---- ENTRIES PROVIDED

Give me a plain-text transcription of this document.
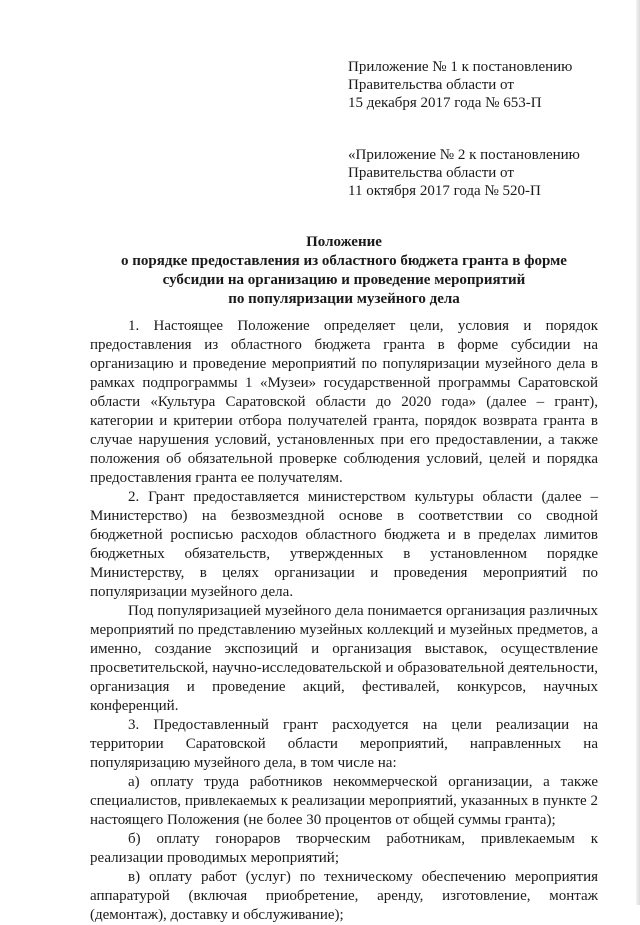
Приложение № 1 к постановлению
Правительства области от
15 декабря 2017 года № 653-П
«Приложение № 2 к постановлению
Правительства области от
11 октября 2017 года № 520-П
Положение
о порядке предоставления из областного бюджета гранта в форме
субсидии на организацию и проведение мероприятий
по популяризации музейного дела

1. Настоящее Положение определяет цели, условия и порядок предоставления из областного бюджета гранта в форме субсидии на организацию и проведение мероприятий по популяризации музейного дела в рамках подпрограммы 1 «Музеи» государственной программы Саратовской области «Культура Саратовской области до 2020 года» (далее – грант), категории и критерии отбора получателей гранта, порядок возврата гранта в случае нарушения условий, установленных при его предоставлении, а также положения об обязательной проверке соблюдения условий, целей и порядка предоставления гранта ее получателям.

2. Грант предоставляется министерством культуры области (далее – Министерство) на безвозмездной основе в соответствии со сводной бюджетной росписью расходов областного бюджета и в пределах лимитов бюджетных обязательств, утвержденных в установленном порядке Министерству, в целях организации и проведения мероприятий по популяризации музейного дела.

Под популяризацией музейного дела понимается организация различных мероприятий по представлению музейных коллекций и музейных предметов, а именно, создание экспозиций и организация выставок, осуществление просветительской, научно-исследовательской и образовательной деятельности, организация и проведение акций, фестивалей, конкурсов, научных конференций.

3. Предоставленный грант расходуется на цели реализации на территории Саратовской области мероприятий, направленных на популяризацию музейного дела, в том числе на:

а) оплату труда работников некоммерческой организации, а также специалистов, привлекаемых к реализации мероприятий, указанных в пункте 2 настоящего Положения (не более 30 процентов от общей суммы гранта);

б) оплату гонораров творческим работникам, привлекаемым к реализации проводимых мероприятий;

в) оплату работ (услуг) по техническому обеспечению мероприятия аппаратурой (включая приобретение, аренду, изготовление, монтаж (демонтаж), доставку и обслуживание);
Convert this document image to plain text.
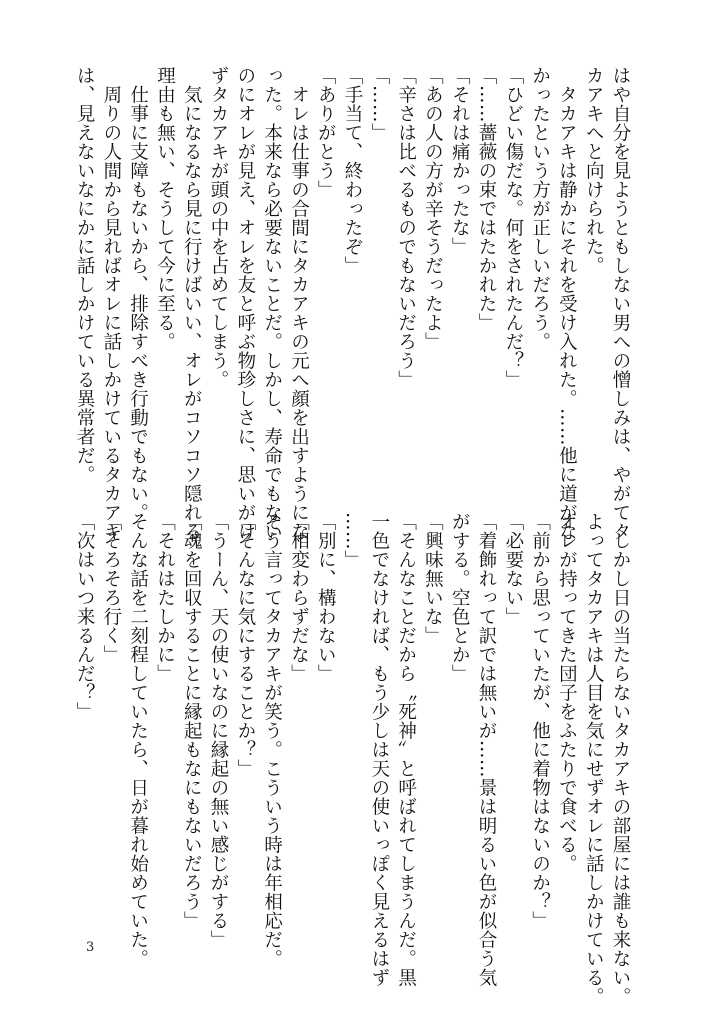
はや自分を見ようともしない男への憎しみは、やがてタ

カアキへと向けられた。

　タカアキは静かにそれを受け入れた。……他に道がな

かったという方が正しいだろう。

「ひどい傷だな。何をされたんだ？」

「……薔薇の束ではたかれた」

「それは痛かったな」

「あの人の方が辛そうだったよ」

「辛さは比べるものでもないだろう」

「……」

「手当て、終わったぞ」

「ありがとう」

　オレは仕事の合間にタカアキの元へ顔を出すようにな

った。本来なら必要ないことだ。しかし、寿命でもない

のにオレが見え、オレを友と呼ぶ物珍しさに、思いがけ

ずタカアキが頭の中を占めてしまう。

　気になるなら見に行けばいい、オレがコソコソ隠れる

理由も無い、そうして今に至る。

　仕事に支障もないから、排除すべき行動でもない。

　周りの人間から見ればオレに話しかけているタカアキ

は、見えないなにかに話しかけている異常者だ。

　しかし日の当たらないタカアキの部屋には誰も来ない。

よってタカアキは人目を気にせずオレに話しかけている。

オレが持ってきた団子をふたりで食べる。

「前から思っていたが、他に着物はないのか？」

「必要ない」

「着飾れって訳では無いが……景は明るい色が似合う気

がする。空色とか」

「興味無いな」

「そんなことだから〝死神〟と呼ばれてしまうんだ。黒

一色でなければ、もう少しは天の使いっぽく見えるはず

……」

「別に、構わない」

「相変わらずだな」

そう言ってタカアキが笑う。こういう時は年相応だ。

「そんなに気にすることか？」

「うーん、天の使いなのに縁起の無い感じがする」

「魂を回収することに縁起もなにもないだろう」

「それはたしかに」

そんな話を二刻程していたら、日が暮れ始めていた。

「そろそろ行く」

「次はいつ来るんだ？」

3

--------

• _TO DO_: Of the lines in the data above, how many contain the word "организации"? Give only that figure.

• _RESPONSE TO THE TASK_: 2